### To be done
Search the material for the word "Intergenics" and copy each line that holds it.

### Provided data
* * *

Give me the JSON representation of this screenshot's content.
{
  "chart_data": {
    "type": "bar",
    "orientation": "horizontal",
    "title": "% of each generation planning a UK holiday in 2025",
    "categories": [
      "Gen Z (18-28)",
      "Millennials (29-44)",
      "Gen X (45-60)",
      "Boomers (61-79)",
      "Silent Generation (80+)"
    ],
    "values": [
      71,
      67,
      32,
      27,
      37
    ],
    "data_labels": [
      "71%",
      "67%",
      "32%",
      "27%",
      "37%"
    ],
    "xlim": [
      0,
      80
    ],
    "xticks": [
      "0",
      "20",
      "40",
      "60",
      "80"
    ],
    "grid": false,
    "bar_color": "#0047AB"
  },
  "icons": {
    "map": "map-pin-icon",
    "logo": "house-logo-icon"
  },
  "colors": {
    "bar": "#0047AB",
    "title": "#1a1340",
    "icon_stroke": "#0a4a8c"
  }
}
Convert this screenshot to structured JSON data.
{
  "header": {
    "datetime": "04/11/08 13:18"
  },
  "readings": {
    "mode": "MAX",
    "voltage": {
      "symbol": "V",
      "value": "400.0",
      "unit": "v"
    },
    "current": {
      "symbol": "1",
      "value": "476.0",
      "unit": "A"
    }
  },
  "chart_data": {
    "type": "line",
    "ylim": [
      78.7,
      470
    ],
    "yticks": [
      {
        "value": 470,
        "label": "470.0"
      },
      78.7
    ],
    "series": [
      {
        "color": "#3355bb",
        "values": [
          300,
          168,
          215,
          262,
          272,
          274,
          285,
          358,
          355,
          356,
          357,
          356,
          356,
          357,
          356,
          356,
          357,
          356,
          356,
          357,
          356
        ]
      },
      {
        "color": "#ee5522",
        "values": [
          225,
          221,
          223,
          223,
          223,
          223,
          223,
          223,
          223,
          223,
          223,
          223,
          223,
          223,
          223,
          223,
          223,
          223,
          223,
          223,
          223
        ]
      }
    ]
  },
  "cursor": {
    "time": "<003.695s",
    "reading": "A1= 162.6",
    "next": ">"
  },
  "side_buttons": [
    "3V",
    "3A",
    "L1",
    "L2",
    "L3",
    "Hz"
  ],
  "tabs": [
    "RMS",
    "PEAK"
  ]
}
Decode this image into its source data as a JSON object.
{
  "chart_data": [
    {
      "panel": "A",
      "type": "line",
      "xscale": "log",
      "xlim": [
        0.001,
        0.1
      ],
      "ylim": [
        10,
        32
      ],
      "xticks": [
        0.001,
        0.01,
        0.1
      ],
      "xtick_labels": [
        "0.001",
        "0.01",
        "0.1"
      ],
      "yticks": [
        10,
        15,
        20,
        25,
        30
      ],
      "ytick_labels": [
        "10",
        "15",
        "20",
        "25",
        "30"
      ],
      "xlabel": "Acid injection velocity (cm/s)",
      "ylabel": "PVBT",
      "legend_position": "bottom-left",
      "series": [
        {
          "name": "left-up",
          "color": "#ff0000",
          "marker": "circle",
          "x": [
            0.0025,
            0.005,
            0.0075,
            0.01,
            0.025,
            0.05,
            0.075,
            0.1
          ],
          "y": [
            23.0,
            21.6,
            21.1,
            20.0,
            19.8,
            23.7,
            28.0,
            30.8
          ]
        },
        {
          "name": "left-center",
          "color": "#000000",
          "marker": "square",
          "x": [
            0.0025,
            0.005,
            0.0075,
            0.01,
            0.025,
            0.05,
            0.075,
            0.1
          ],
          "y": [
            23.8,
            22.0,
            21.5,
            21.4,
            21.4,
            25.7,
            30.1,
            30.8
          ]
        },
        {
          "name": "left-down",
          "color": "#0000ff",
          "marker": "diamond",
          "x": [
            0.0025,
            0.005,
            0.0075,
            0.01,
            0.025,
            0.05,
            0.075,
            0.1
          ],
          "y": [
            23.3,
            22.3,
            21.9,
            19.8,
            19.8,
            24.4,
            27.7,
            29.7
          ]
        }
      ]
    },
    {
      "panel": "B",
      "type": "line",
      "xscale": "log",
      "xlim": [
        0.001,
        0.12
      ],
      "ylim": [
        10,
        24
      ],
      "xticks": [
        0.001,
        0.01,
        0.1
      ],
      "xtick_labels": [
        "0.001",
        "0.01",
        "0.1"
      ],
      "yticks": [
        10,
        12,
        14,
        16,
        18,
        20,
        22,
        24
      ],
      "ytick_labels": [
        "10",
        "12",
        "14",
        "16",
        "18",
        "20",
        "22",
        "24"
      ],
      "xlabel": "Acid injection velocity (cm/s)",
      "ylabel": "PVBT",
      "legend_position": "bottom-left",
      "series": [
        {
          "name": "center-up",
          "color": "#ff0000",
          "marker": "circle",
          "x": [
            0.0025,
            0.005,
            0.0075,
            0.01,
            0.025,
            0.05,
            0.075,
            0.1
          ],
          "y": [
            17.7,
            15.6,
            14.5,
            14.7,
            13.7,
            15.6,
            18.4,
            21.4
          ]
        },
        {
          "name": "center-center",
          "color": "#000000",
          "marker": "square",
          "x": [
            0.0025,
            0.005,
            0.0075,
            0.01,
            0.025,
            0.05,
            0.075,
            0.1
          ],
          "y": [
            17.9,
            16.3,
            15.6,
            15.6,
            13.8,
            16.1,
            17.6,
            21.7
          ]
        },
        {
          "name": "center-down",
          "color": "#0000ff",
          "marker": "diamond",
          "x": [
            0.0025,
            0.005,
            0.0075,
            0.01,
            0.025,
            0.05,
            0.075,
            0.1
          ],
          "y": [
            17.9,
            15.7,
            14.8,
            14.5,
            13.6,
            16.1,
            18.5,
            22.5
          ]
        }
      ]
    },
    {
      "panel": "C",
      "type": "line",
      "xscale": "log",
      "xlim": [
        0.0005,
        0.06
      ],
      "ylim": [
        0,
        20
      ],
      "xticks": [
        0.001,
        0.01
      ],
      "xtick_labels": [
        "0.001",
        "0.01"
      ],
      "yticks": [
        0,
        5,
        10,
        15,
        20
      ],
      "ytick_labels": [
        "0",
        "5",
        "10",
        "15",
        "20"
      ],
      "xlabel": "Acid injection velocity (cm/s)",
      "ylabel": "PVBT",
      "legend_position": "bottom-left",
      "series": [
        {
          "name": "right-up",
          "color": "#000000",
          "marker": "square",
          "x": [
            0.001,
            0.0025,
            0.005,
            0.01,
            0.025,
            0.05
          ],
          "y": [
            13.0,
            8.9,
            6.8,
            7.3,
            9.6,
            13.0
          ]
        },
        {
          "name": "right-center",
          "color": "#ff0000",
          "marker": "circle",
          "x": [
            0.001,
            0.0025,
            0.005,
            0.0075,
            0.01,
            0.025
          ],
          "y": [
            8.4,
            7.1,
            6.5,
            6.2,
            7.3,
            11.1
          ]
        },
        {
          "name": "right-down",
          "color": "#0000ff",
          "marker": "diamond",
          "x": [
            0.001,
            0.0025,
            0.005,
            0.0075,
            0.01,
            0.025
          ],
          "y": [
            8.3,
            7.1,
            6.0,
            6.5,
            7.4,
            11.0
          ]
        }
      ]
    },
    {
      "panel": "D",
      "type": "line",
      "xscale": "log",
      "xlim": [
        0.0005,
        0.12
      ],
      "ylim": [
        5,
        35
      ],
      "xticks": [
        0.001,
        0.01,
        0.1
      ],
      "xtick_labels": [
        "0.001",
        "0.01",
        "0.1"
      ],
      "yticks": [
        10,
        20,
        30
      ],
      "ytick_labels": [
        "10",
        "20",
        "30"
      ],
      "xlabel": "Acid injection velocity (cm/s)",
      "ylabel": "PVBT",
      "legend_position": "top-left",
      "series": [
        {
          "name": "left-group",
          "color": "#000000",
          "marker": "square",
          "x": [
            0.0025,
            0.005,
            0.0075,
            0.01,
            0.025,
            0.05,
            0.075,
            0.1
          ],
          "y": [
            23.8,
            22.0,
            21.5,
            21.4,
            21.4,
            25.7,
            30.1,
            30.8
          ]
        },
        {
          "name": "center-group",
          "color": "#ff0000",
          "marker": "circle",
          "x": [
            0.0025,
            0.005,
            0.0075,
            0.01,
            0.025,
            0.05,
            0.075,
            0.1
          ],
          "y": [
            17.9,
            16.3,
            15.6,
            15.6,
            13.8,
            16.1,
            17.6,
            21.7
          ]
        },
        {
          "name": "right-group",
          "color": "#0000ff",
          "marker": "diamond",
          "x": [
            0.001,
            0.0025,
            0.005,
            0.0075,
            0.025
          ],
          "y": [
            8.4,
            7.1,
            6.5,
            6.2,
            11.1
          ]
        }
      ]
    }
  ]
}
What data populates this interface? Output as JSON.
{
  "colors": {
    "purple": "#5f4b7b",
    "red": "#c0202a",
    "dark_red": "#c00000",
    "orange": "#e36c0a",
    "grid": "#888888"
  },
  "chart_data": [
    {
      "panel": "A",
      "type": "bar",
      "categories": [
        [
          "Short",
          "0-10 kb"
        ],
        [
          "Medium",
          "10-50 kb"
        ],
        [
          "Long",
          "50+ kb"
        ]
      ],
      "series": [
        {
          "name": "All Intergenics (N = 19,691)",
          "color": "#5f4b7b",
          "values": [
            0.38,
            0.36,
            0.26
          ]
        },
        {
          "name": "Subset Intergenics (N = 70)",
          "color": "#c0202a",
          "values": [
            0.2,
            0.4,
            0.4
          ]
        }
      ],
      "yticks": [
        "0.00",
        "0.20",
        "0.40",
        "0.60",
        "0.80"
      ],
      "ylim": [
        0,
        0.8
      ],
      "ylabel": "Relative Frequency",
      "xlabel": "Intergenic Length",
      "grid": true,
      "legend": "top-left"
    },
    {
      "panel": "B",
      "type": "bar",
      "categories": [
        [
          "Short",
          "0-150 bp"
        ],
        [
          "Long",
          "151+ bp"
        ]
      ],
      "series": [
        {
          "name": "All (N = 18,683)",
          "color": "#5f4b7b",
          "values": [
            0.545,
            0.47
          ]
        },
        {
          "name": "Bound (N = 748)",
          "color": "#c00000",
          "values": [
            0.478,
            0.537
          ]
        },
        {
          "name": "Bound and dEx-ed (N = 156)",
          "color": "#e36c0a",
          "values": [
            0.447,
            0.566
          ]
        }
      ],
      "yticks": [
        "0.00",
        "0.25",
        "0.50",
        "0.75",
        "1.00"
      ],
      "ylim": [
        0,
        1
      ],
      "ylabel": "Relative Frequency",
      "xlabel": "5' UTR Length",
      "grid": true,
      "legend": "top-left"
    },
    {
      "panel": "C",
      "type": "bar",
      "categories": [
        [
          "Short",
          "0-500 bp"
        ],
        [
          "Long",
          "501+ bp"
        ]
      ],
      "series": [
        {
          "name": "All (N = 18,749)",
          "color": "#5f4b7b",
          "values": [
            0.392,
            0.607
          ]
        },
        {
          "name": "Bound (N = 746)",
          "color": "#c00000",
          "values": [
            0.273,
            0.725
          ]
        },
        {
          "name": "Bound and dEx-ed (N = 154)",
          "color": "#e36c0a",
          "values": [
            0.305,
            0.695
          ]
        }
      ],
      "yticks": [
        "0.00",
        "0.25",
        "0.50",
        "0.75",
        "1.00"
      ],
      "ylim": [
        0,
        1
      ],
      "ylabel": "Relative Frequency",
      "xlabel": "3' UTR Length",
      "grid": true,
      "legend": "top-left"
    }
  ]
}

* * *

### Answer to the problem
          "name": "All Intergenics (N = 19,691)",
          "name": "Subset Intergenics (N = 70)",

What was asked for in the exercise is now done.